_WHAT YOU ARE ASKED TO DO_
Output every entry exactly as written, but omit the pictures.

(Stored items)
++++++++++++++++++++
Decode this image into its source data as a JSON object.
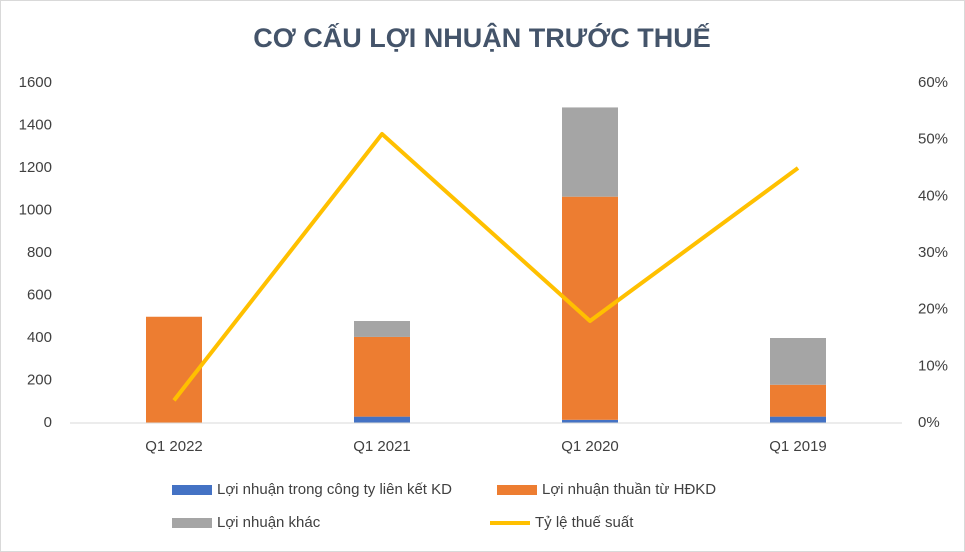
{
  "chart_data": {
    "type": "bar",
    "title": "CƠ CẤU LỢI NHUẬN TRƯỚC THUẾ",
    "categories": [
      "Q1 2022",
      "Q1 2021",
      "Q1 2020",
      "Q1 2019"
    ],
    "series": [
      {
        "name": "Lợi nhuận trong công ty liên kết KD",
        "color": "#4472c4",
        "values": [
          0,
          30,
          15,
          30
        ]
      },
      {
        "name": "Lợi nhuận thuần từ HĐKD",
        "color": "#ed7d31",
        "values": [
          500,
          375,
          1050,
          150
        ]
      },
      {
        "name": "Lợi nhuận khác",
        "color": "#a5a5a5",
        "values": [
          0,
          75,
          420,
          220
        ]
      },
      {
        "name": "Tỷ lệ thuế suất",
        "color": "#ffc000",
        "type": "line",
        "axis": "y2",
        "values": [
          4,
          51,
          18,
          45
        ]
      }
    ],
    "stacked": true,
    "ylim": [
      0,
      1600
    ],
    "yticks": [
      0,
      200,
      400,
      600,
      800,
      1000,
      1200,
      1400,
      1600
    ],
    "y2lim": [
      0,
      60
    ],
    "y2ticks": [
      {
        "value": 0,
        "label": "0%"
      },
      {
        "value": 10,
        "label": "10%"
      },
      {
        "value": 20,
        "label": "20%"
      },
      {
        "value": 30,
        "label": "30%"
      },
      {
        "value": 40,
        "label": "40%"
      },
      {
        "value": 50,
        "label": "50%"
      },
      {
        "value": 60,
        "label": "60%"
      }
    ],
    "grid": false,
    "legend": "bottom"
  }
}
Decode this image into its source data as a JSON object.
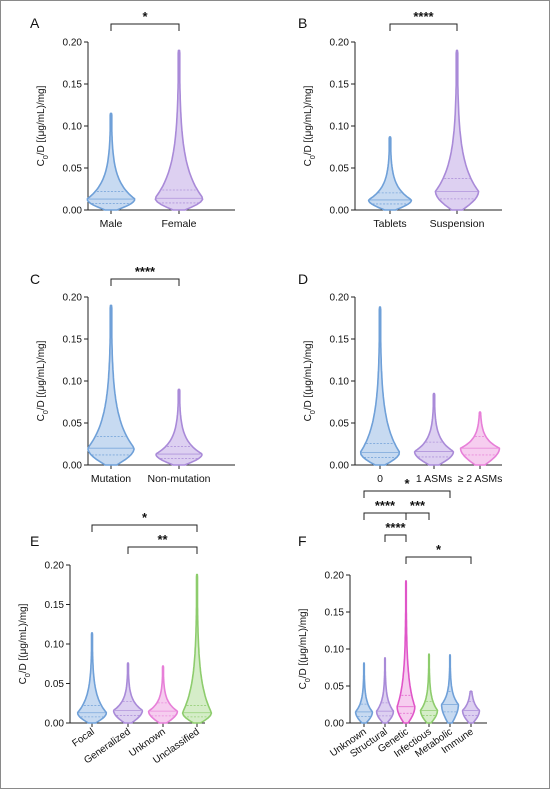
{
  "chart_data": [
    {
      "panel_label": "A",
      "type": "violin",
      "ylabel_main": "C",
      "ylabel_sub": "0",
      "ylabel_rest": "/D [(μg/mL)/mg]",
      "ylim": [
        0,
        0.2
      ],
      "yticks": [
        "0.00",
        "0.05",
        "0.10",
        "0.15",
        "0.20"
      ],
      "categories": [
        "Male",
        "Female"
      ],
      "colors": [
        "#6fa0d8",
        "#a98ad8"
      ],
      "fills": [
        "#c7daf1",
        "#ddd0f1"
      ],
      "max": [
        0.115,
        0.19
      ],
      "mode": [
        0.013,
        0.014
      ],
      "width": [
        0.35,
        0.35
      ],
      "significance": [
        {
          "from": 0,
          "to": 1,
          "label": "*",
          "level": 0
        }
      ]
    },
    {
      "panel_label": "B",
      "type": "violin",
      "ylabel_main": "C",
      "ylabel_sub": "0",
      "ylabel_rest": "/D [(μg/mL)/mg]",
      "ylim": [
        0,
        0.2
      ],
      "yticks": [
        "0.00",
        "0.05",
        "0.10",
        "0.15",
        "0.20"
      ],
      "categories": [
        "Tablets",
        "Suspension"
      ],
      "colors": [
        "#6fa0d8",
        "#a98ad8"
      ],
      "fills": [
        "#c7daf1",
        "#ddd0f1"
      ],
      "max": [
        0.087,
        0.19
      ],
      "mode": [
        0.012,
        0.022
      ],
      "width": [
        0.32,
        0.32
      ],
      "significance": [
        {
          "from": 0,
          "to": 1,
          "label": "****",
          "level": 0
        }
      ]
    },
    {
      "panel_label": "C",
      "type": "violin",
      "ylabel_main": "C",
      "ylabel_sub": "0",
      "ylabel_rest": "/D [(μg/mL)/mg]",
      "ylim": [
        0,
        0.2
      ],
      "yticks": [
        "0.00",
        "0.05",
        "0.10",
        "0.15",
        "0.20"
      ],
      "categories": [
        "Mutation",
        "Non-mutation"
      ],
      "colors": [
        "#6fa0d8",
        "#a98ad8"
      ],
      "fills": [
        "#c7daf1",
        "#ddd0f1"
      ],
      "max": [
        0.19,
        0.09
      ],
      "mode": [
        0.02,
        0.013
      ],
      "width": [
        0.34,
        0.34
      ],
      "significance": [
        {
          "from": 0,
          "to": 1,
          "label": "****",
          "level": 0
        }
      ]
    },
    {
      "panel_label": "D",
      "type": "violin",
      "ylabel_main": "C",
      "ylabel_sub": "0",
      "ylabel_rest": "/D [(μg/mL)/mg]",
      "ylim": [
        0,
        0.2
      ],
      "yticks": [
        "0.00",
        "0.05",
        "0.10",
        "0.15",
        "0.20"
      ],
      "categories": [
        "0",
        "1 ASMs",
        "≥ 2 ASMs"
      ],
      "colors": [
        "#6fa0d8",
        "#a98ad8",
        "#e77fd8"
      ],
      "fills": [
        "#c7daf1",
        "#ddd0f1",
        "#f6cdef"
      ],
      "max": [
        0.188,
        0.085,
        0.063
      ],
      "mode": [
        0.015,
        0.016,
        0.02
      ],
      "width": [
        0.36,
        0.36,
        0.36
      ],
      "significance": []
    },
    {
      "panel_label": "E",
      "type": "violin",
      "ylabel_main": "C",
      "ylabel_sub": "0",
      "ylabel_rest": "/D [(μg/mL)/mg]",
      "ylim": [
        0,
        0.2
      ],
      "yticks": [
        "0.00",
        "0.05",
        "0.10",
        "0.15",
        "0.20"
      ],
      "categories": [
        "Focal",
        "Generalized",
        "Unknown",
        "Unclassified"
      ],
      "rotate_labels": true,
      "colors": [
        "#6fa0d8",
        "#a98ad8",
        "#e77fd8",
        "#8dcc6c"
      ],
      "fills": [
        "#c7daf1",
        "#ddd0f1",
        "#f6cdef",
        "#d5edc8"
      ],
      "max": [
        0.114,
        0.076,
        0.072,
        0.188
      ],
      "mode": [
        0.013,
        0.016,
        0.015,
        0.013
      ],
      "width": [
        0.4,
        0.4,
        0.4,
        0.4
      ],
      "significance": [
        {
          "from": 0,
          "to": 3,
          "label": "*",
          "level": 1
        },
        {
          "from": 1,
          "to": 3,
          "label": "**",
          "level": 0
        }
      ]
    },
    {
      "panel_label": "F",
      "type": "violin",
      "ylabel_main": "C",
      "ylabel_sub": "0",
      "ylabel_rest": "/D [(μg/mL)/mg]",
      "ylim": [
        0,
        0.2
      ],
      "yticks": [
        "0.00",
        "0.05",
        "0.10",
        "0.15",
        "0.20"
      ],
      "categories": [
        "Unknown",
        "Structural",
        "Genetic",
        "Infectious",
        "Metabolic",
        "Immune"
      ],
      "rotate_labels": true,
      "colors": [
        "#6fa0d8",
        "#a98ad8",
        "#e055c8",
        "#8dcc6c",
        "#6fa0d8",
        "#a98ad8"
      ],
      "fills": [
        "#c7daf1",
        "#ddd0f1",
        "#f6cdef",
        "#d5edc8",
        "#c7daf1",
        "#ddd0f1"
      ],
      "max": [
        0.081,
        0.088,
        0.192,
        0.093,
        0.092,
        0.043
      ],
      "mode": [
        0.015,
        0.016,
        0.022,
        0.017,
        0.025,
        0.017
      ],
      "width": [
        0.4,
        0.4,
        0.42,
        0.4,
        0.4,
        0.4
      ],
      "significance": [
        {
          "from": 0,
          "to": 4,
          "label": "*",
          "level": 3
        },
        {
          "from": 0,
          "to": 2,
          "label": "****",
          "level": 2
        },
        {
          "from": 2,
          "to": 3,
          "label": "***",
          "level": 2
        },
        {
          "from": 1,
          "to": 2,
          "label": "****",
          "level": 1
        },
        {
          "from": 2,
          "to": 5,
          "label": "*",
          "level": 0
        }
      ]
    }
  ]
}
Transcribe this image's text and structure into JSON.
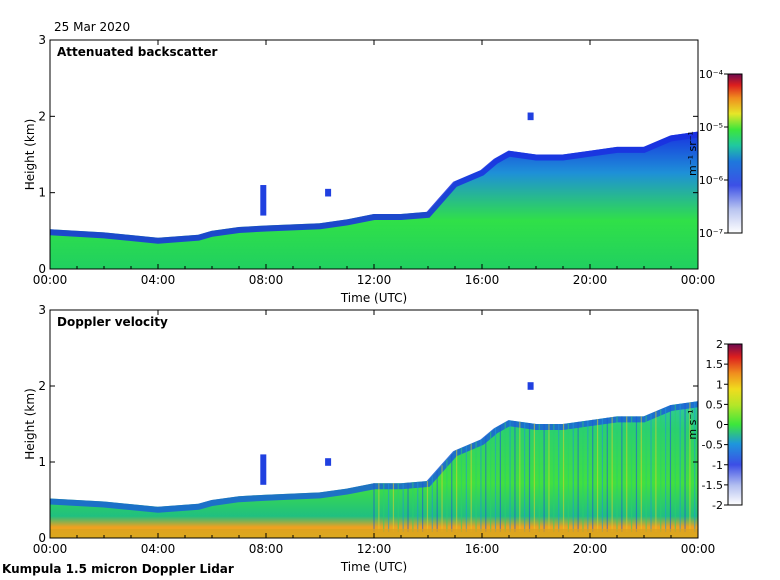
++++++++++++++++++++
_COMPLETE ANSWER_
Decode this image into its source data as a JSON object.
{
  "chart_data": {
    "type": "bar",
    "title": "CƠ CẤU LỢI NHUẬN TRƯỚC THUẾ",
    "categories": [
      "Q1 2022",
      "Q1 2021",
      "Q1 2020",
      "Q1 2019"
    ],
    "series": [
      {
        "name": "Lợi nhuận trong công ty liên kết KD",
        "color": "#4472c4",
        "values": [
          0,
          30,
          15,
          30
        ]
      },
      {
        "name": "Lợi nhuận thuần từ HĐKD",
        "color": "#ed7d31",
        "values": [
          500,
          375,
          1050,
          150
        ]
      },
      {
        "name": "Lợi nhuận khác",
        "color": "#a5a5a5",
        "values": [
          0,
          75,
          420,
          220
        ]
      },
      {
        "name": "Tỷ lệ thuế suất",
        "color": "#ffc000",
        "type": "line",
        "axis": "y2",
        "values": [
          4,
          51,
          18,
          45
        ]
      }
    ],
    "stacked": true,
    "ylim": [
      0,
      1600
    ],
    "yticks": [
      0,
      200,
      400,
      600,
      800,
      1000,
      1200,
      1400,
      1600
    ],
    "y2lim": [
      0,
      60
    ],
    "y2ticks": [
      {
        "value": 0,
        "label": "0%"
      },
      {
        "value": 10,
        "label": "10%"
      },
      {
        "value": 20,
        "label": "20%"
      },
      {
        "value": 30,
        "label": "30%"
      },
      {
        "value": 40,
        "label": "40%"
      },
      {
        "value": 50,
        "label": "50%"
      },
      {
        "value": 60,
        "label": "60%"
      }
    ],
    "grid": false,
    "legend": "bottom"
  }
}
Decode this image into its source data as a JSON object.
{
  "chart_data": [
    {
      "panel_label": "A",
      "type": "violin",
      "ylabel_main": "C",
      "ylabel_sub": "0",
      "ylabel_rest": "/D [(μg/mL)/mg]",
      "ylim": [
        0,
        0.2
      ],
      "yticks": [
        "0.00",
        "0.05",
        "0.10",
        "0.15",
        "0.20"
      ],
      "categories": [
        "Male",
        "Female"
      ],
      "colors": [
        "#6fa0d8",
        "#a98ad8"
      ],
      "fills": [
        "#c7daf1",
        "#ddd0f1"
      ],
      "max": [
        0.115,
        0.19
      ],
      "mode": [
        0.013,
        0.014
      ],
      "width": [
        0.35,
        0.35
      ],
      "significance": [
        {
          "from": 0,
          "to": 1,
          "label": "*",
          "level": 0
        }
      ]
    },
    {
      "panel_label": "B",
      "type": "violin",
      "ylabel_main": "C",
      "ylabel_sub": "0",
      "ylabel_rest": "/D [(μg/mL)/mg]",
      "ylim": [
        0,
        0.2
      ],
      "yticks": [
        "0.00",
        "0.05",
        "0.10",
        "0.15",
        "0.20"
      ],
      "categories": [
        "Tablets",
        "Suspension"
      ],
      "colors": [
        "#6fa0d8",
        "#a98ad8"
      ],
      "fills": [
        "#c7daf1",
        "#ddd0f1"
      ],
      "max": [
        0.087,
        0.19
      ],
      "mode": [
        0.012,
        0.022
      ],
      "width": [
        0.32,
        0.32
      ],
      "significance": [
        {
          "from": 0,
          "to": 1,
          "label": "****",
          "level": 0
        }
      ]
    },
    {
      "panel_label": "C",
      "type": "violin",
      "ylabel_main": "C",
      "ylabel_sub": "0",
      "ylabel_rest": "/D [(μg/mL)/mg]",
      "ylim": [
        0,
        0.2
      ],
      "yticks": [
        "0.00",
        "0.05",
        "0.10",
        "0.15",
        "0.20"
      ],
      "categories": [
        "Mutation",
        "Non-mutation"
      ],
      "colors": [
        "#6fa0d8",
        "#a98ad8"
      ],
      "fills": [
        "#c7daf1",
        "#ddd0f1"
      ],
      "max": [
        0.19,
        0.09
      ],
      "mode": [
        0.02,
        0.013
      ],
      "width": [
        0.34,
        0.34
      ],
      "significance": [
        {
          "from": 0,
          "to": 1,
          "label": "****",
          "level": 0
        }
      ]
    },
    {
      "panel_label": "D",
      "type": "violin",
      "ylabel_main": "C",
      "ylabel_sub": "0",
      "ylabel_rest": "/D [(μg/mL)/mg]",
      "ylim": [
        0,
        0.2
      ],
      "yticks": [
        "0.00",
        "0.05",
        "0.10",
        "0.15",
        "0.20"
      ],
      "categories": [
        "0",
        "1 ASMs",
        "≥ 2 ASMs"
      ],
      "colors": [
        "#6fa0d8",
        "#a98ad8",
        "#e77fd8"
      ],
      "fills": [
        "#c7daf1",
        "#ddd0f1",
        "#f6cdef"
      ],
      "max": [
        0.188,
        0.085,
        0.063
      ],
      "mode": [
        0.015,
        0.016,
        0.02
      ],
      "width": [
        0.36,
        0.36,
        0.36
      ],
      "significance": []
    },
    {
      "panel_label": "E",
      "type": "violin",
      "ylabel_main": "C",
      "ylabel_sub": "0",
      "ylabel_rest": "/D [(μg/mL)/mg]",
      "ylim": [
        0,
        0.2
      ],
      "yticks": [
        "0.00",
        "0.05",
        "0.10",
        "0.15",
        "0.20"
      ],
      "categories": [
        "Focal",
        "Generalized",
        "Unknown",
        "Unclassified"
      ],
      "rotate_labels": true,
      "colors": [
        "#6fa0d8",
        "#a98ad8",
        "#e77fd8",
        "#8dcc6c"
      ],
      "fills": [
        "#c7daf1",
        "#ddd0f1",
        "#f6cdef",
        "#d5edc8"
      ],
      "max": [
        0.114,
        0.076,
        0.072,
        0.188
      ],
      "mode": [
        0.013,
        0.016,
        0.015,
        0.013
      ],
      "width": [
        0.4,
        0.4,
        0.4,
        0.4
      ],
      "significance": [
        {
          "from": 0,
          "to": 3,
          "label": "*",
          "level": 1
        },
        {
          "from": 1,
          "to": 3,
          "label": "**",
          "level": 0
        }
      ]
    },
    {
      "panel_label": "F",
      "type": "violin",
      "ylabel_main": "C",
      "ylabel_sub": "0",
      "ylabel_rest": "/D [(μg/mL)/mg]",
      "ylim": [
        0,
        0.2
      ],
      "yticks": [
        "0.00",
        "0.05",
        "0.10",
        "0.15",
        "0.20"
      ],
      "categories": [
        "Unknown",
        "Structural",
        "Genetic",
        "Infectious",
        "Metabolic",
        "Immune"
      ],
      "rotate_labels": true,
      "colors": [
        "#6fa0d8",
        "#a98ad8",
        "#e055c8",
        "#8dcc6c",
        "#6fa0d8",
        "#a98ad8"
      ],
      "fills": [
        "#c7daf1",
        "#ddd0f1",
        "#f6cdef",
        "#d5edc8",
        "#c7daf1",
        "#ddd0f1"
      ],
      "max": [
        0.081,
        0.088,
        0.192,
        0.093,
        0.092,
        0.043
      ],
      "mode": [
        0.015,
        0.016,
        0.022,
        0.017,
        0.025,
        0.017
      ],
      "width": [
        0.4,
        0.4,
        0.42,
        0.4,
        0.4,
        0.4
      ],
      "significance": [
        {
          "from": 0,
          "to": 4,
          "label": "*",
          "level": 3
        },
        {
          "from": 0,
          "to": 2,
          "label": "****",
          "level": 2
        },
        {
          "from": 2,
          "to": 3,
          "label": "***",
          "level": 2
        },
        {
          "from": 1,
          "to": 2,
          "label": "****",
          "level": 1
        },
        {
          "from": 2,
          "to": 5,
          "label": "*",
          "level": 0
        }
      ]
    }
  ]
}
Transcribe this image's text and structure into JSON.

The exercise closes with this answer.